* START Extracted records *
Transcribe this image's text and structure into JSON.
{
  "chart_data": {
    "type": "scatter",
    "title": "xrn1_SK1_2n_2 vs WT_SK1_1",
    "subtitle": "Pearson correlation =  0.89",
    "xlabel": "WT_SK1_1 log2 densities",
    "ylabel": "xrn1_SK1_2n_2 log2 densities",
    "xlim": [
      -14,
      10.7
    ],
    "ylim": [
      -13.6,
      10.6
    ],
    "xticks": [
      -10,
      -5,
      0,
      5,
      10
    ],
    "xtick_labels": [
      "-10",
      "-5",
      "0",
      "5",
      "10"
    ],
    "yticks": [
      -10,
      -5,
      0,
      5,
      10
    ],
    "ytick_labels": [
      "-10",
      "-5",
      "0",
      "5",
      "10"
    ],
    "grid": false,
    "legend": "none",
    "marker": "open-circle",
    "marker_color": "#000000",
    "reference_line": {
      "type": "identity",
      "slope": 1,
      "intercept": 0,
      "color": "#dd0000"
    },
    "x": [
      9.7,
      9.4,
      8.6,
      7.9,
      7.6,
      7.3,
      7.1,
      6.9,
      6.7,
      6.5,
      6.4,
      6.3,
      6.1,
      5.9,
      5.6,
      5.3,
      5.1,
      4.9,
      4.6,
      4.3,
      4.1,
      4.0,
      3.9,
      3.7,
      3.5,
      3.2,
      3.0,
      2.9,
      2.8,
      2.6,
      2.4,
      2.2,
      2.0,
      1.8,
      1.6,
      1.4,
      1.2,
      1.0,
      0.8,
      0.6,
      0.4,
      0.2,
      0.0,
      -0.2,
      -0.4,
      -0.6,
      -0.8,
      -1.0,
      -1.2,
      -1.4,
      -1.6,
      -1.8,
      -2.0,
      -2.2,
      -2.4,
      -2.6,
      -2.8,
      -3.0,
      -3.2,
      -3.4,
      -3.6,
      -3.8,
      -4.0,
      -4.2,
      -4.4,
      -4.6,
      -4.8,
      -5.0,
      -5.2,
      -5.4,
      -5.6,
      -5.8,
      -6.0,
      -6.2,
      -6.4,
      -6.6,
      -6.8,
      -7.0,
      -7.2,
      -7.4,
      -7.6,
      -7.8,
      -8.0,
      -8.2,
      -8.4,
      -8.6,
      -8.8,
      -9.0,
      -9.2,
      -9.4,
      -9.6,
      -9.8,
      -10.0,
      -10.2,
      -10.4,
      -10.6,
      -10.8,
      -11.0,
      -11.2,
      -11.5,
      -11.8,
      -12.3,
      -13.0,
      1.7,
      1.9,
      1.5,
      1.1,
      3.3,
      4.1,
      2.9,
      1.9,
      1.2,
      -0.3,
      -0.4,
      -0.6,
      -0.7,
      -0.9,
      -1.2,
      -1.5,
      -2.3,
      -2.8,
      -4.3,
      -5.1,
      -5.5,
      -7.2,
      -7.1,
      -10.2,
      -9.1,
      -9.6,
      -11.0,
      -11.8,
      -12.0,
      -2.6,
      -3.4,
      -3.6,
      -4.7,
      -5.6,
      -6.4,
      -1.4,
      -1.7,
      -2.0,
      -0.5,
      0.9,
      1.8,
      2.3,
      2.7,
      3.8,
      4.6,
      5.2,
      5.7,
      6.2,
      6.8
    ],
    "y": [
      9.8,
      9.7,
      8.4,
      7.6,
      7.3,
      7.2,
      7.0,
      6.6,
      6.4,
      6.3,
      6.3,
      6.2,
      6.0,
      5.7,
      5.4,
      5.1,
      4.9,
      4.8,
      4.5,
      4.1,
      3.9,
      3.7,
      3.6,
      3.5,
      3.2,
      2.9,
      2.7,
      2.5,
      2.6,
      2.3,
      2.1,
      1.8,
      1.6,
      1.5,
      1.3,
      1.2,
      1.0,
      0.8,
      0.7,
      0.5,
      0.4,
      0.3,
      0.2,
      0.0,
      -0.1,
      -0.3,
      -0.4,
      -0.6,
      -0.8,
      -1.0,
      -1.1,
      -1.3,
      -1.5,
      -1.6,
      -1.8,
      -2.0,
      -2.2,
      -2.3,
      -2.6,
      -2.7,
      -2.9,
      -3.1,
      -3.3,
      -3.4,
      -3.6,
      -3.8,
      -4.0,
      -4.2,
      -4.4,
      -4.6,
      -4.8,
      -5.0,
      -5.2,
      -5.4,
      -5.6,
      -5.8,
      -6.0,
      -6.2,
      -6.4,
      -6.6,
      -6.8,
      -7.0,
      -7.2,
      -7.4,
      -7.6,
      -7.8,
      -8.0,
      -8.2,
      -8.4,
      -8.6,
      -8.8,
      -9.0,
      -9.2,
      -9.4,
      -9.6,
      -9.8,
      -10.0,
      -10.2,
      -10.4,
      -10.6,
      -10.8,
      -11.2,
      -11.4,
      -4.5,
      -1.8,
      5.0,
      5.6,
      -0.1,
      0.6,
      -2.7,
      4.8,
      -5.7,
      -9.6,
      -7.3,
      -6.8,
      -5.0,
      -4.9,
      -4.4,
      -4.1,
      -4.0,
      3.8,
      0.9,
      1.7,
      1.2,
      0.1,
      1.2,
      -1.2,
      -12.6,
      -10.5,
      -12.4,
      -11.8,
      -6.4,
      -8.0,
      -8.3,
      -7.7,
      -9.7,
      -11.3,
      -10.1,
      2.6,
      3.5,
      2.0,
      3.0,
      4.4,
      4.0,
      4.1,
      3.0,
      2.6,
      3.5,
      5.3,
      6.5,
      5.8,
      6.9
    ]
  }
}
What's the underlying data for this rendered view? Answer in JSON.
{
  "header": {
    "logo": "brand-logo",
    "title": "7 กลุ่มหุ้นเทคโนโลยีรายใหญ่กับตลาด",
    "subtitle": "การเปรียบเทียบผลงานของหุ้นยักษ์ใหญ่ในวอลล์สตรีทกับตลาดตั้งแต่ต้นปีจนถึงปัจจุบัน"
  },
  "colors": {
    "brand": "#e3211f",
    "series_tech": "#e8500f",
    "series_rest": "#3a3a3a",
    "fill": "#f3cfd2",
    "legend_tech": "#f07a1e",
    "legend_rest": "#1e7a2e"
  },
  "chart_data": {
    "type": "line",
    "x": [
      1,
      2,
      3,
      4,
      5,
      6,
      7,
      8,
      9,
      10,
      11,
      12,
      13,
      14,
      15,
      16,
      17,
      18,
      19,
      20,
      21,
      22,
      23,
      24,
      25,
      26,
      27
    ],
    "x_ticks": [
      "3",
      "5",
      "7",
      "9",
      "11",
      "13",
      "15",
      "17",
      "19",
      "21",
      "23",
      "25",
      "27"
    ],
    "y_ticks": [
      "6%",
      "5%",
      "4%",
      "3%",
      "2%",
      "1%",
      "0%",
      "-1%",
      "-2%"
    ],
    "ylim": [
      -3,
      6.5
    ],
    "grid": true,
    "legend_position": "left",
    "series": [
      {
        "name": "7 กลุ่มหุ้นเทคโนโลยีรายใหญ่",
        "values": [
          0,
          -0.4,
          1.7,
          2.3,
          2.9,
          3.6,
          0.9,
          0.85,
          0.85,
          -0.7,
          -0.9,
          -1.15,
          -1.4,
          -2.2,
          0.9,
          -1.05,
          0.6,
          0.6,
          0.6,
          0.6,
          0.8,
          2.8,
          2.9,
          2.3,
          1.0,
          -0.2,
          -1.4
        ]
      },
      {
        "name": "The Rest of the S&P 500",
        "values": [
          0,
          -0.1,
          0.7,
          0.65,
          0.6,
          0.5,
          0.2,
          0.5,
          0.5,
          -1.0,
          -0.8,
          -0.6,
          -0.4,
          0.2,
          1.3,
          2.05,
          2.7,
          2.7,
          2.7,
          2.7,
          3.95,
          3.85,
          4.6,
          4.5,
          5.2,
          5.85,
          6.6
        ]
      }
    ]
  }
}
* END Extracted records *
Exercise brief:
Copy the records above exactly.

Reply to the task:
Transcribe this image's text and structure into JSON.
{
  "chart_data": {
    "type": "scatter",
    "title": "xrn1_SK1_2n_2 vs WT_SK1_1",
    "subtitle": "Pearson correlation =  0.89",
    "xlabel": "WT_SK1_1 log2 densities",
    "ylabel": "xrn1_SK1_2n_2 log2 densities",
    "xlim": [
      -14,
      10.7
    ],
    "ylim": [
      -13.6,
      10.6
    ],
    "xticks": [
      -10,
      -5,
      0,
      5,
      10
    ],
    "xtick_labels": [
      "-10",
      "-5",
      "0",
      "5",
      "10"
    ],
    "yticks": [
      -10,
      -5,
      0,
      5,
      10
    ],
    "ytick_labels": [
      "-10",
      "-5",
      "0",
      "5",
      "10"
    ],
    "grid": false,
    "legend": "none",
    "marker": "open-circle",
    "marker_color": "#000000",
    "reference_line": {
      "type": "identity",
      "slope": 1,
      "intercept": 0,
      "color": "#dd0000"
    },
    "x": [
      9.7,
      9.4,
      8.6,
      7.9,
      7.6,
      7.3,
      7.1,
      6.9,
      6.7,
      6.5,
      6.4,
      6.3,
      6.1,
      5.9,
      5.6,
      5.3,
      5.1,
      4.9,
      4.6,
      4.3,
      4.1,
      4.0,
      3.9,
      3.7,
      3.5,
      3.2,
      3.0,
      2.9,
      2.8,
      2.6,
      2.4,
      2.2,
      2.0,
      1.8,
      1.6,
      1.4,
      1.2,
      1.0,
      0.8,
      0.6,
      0.4,
      0.2,
      0.0,
      -0.2,
      -0.4,
      -0.6,
      -0.8,
      -1.0,
      -1.2,
      -1.4,
      -1.6,
      -1.8,
      -2.0,
      -2.2,
      -2.4,
      -2.6,
      -2.8,
      -3.0,
      -3.2,
      -3.4,
      -3.6,
      -3.8,
      -4.0,
      -4.2,
      -4.4,
      -4.6,
      -4.8,
      -5.0,
      -5.2,
      -5.4,
      -5.6,
      -5.8,
      -6.0,
      -6.2,
      -6.4,
      -6.6,
      -6.8,
      -7.0,
      -7.2,
      -7.4,
      -7.6,
      -7.8,
      -8.0,
      -8.2,
      -8.4,
      -8.6,
      -8.8,
      -9.0,
      -9.2,
      -9.4,
      -9.6,
      -9.8,
      -10.0,
      -10.2,
      -10.4,
      -10.6,
      -10.8,
      -11.0,
      -11.2,
      -11.5,
      -11.8,
      -12.3,
      -13.0,
      1.7,
      1.9,
      1.5,
      1.1,
      3.3,
      4.1,
      2.9,
      1.9,
      1.2,
      -0.3,
      -0.4,
      -0.6,
      -0.7,
      -0.9,
      -1.2,
      -1.5,
      -2.3,
      -2.8,
      -4.3,
      -5.1,
      -5.5,
      -7.2,
      -7.1,
      -10.2,
      -9.1,
      -9.6,
      -11.0,
      -11.8,
      -12.0,
      -2.6,
      -3.4,
      -3.6,
      -4.7,
      -5.6,
      -6.4,
      -1.4,
      -1.7,
      -2.0,
      -0.5,
      0.9,
      1.8,
      2.3,
      2.7,
      3.8,
      4.6,
      5.2,
      5.7,
      6.2,
      6.8
    ],
    "y": [
      9.8,
      9.7,
      8.4,
      7.6,
      7.3,
      7.2,
      7.0,
      6.6,
      6.4,
      6.3,
      6.3,
      6.2,
      6.0,
      5.7,
      5.4,
      5.1,
      4.9,
      4.8,
      4.5,
      4.1,
      3.9,
      3.7,
      3.6,
      3.5,
      3.2,
      2.9,
      2.7,
      2.5,
      2.6,
      2.3,
      2.1,
      1.8,
      1.6,
      1.5,
      1.3,
      1.2,
      1.0,
      0.8,
      0.7,
      0.5,
      0.4,
      0.3,
      0.2,
      0.0,
      -0.1,
      -0.3,
      -0.4,
      -0.6,
      -0.8,
      -1.0,
      -1.1,
      -1.3,
      -1.5,
      -1.6,
      -1.8,
      -2.0,
      -2.2,
      -2.3,
      -2.6,
      -2.7,
      -2.9,
      -3.1,
      -3.3,
      -3.4,
      -3.6,
      -3.8,
      -4.0,
      -4.2,
      -4.4,
      -4.6,
      -4.8,
      -5.0,
      -5.2,
      -5.4,
      -5.6,
      -5.8,
      -6.0,
      -6.2,
      -6.4,
      -6.6,
      -6.8,
      -7.0,
      -7.2,
      -7.4,
      -7.6,
      -7.8,
      -8.0,
      -8.2,
      -8.4,
      -8.6,
      -8.8,
      -9.0,
      -9.2,
      -9.4,
      -9.6,
      -9.8,
      -10.0,
      -10.2,
      -10.4,
      -10.6,
      -10.8,
      -11.2,
      -11.4,
      -4.5,
      -1.8,
      5.0,
      5.6,
      -0.1,
      0.6,
      -2.7,
      4.8,
      -5.7,
      -9.6,
      -7.3,
      -6.8,
      -5.0,
      -4.9,
      -4.4,
      -4.1,
      -4.0,
      3.8,
      0.9,
      1.7,
      1.2,
      0.1,
      1.2,
      -1.2,
      -12.6,
      -10.5,
      -12.4,
      -11.8,
      -6.4,
      -8.0,
      -8.3,
      -7.7,
      -9.7,
      -11.3,
      -10.1,
      2.6,
      3.5,
      2.0,
      3.0,
      4.4,
      4.0,
      4.1,
      3.0,
      2.6,
      3.5,
      5.3,
      6.5,
      5.8,
      6.9
    ]
  }
}
What's the underlying data for this rendered view? Answer in JSON.
{
  "header": {
    "logo": "brand-logo",
    "title": "7 กลุ่มหุ้นเทคโนโลยีรายใหญ่กับตลาด",
    "subtitle": "การเปรียบเทียบผลงานของหุ้นยักษ์ใหญ่ในวอลล์สตรีทกับตลาดตั้งแต่ต้นปีจนถึงปัจจุบัน"
  },
  "colors": {
    "brand": "#e3211f",
    "series_tech": "#e8500f",
    "series_rest": "#3a3a3a",
    "fill": "#f3cfd2",
    "legend_tech": "#f07a1e",
    "legend_rest": "#1e7a2e"
  },
  "chart_data": {
    "type": "line",
    "x": [
      1,
      2,
      3,
      4,
      5,
      6,
      7,
      8,
      9,
      10,
      11,
      12,
      13,
      14,
      15,
      16,
      17,
      18,
      19,
      20,
      21,
      22,
      23,
      24,
      25,
      26,
      27
    ],
    "x_ticks": [
      "3",
      "5",
      "7",
      "9",
      "11",
      "13",
      "15",
      "17",
      "19",
      "21",
      "23",
      "25",
      "27"
    ],
    "y_ticks": [
      "6%",
      "5%",
      "4%",
      "3%",
      "2%",
      "1%",
      "0%",
      "-1%",
      "-2%"
    ],
    "ylim": [
      -3,
      6.5
    ],
    "grid": true,
    "legend_position": "left",
    "series": [
      {
        "name": "7 กลุ่มหุ้นเทคโนโลยีรายใหญ่",
        "values": [
          0,
          -0.4,
          1.7,
          2.3,
          2.9,
          3.6,
          0.9,
          0.85,
          0.85,
          -0.7,
          -0.9,
          -1.15,
          -1.4,
          -2.2,
          0.9,
          -1.05,
          0.6,
          0.6,
          0.6,
          0.6,
          0.8,
          2.8,
          2.9,
          2.3,
          1.0,
          -0.2,
          -1.4
        ]
      },
      {
        "name": "The Rest of the S&P 500",
        "values": [
          0,
          -0.1,
          0.7,
          0.65,
          0.6,
          0.5,
          0.2,
          0.5,
          0.5,
          -1.0,
          -0.8,
          -0.6,
          -0.4,
          0.2,
          1.3,
          2.05,
          2.7,
          2.7,
          2.7,
          2.7,
          3.95,
          3.85,
          4.6,
          4.5,
          5.2,
          5.85,
          6.6
        ]
      }
    ]
  }
}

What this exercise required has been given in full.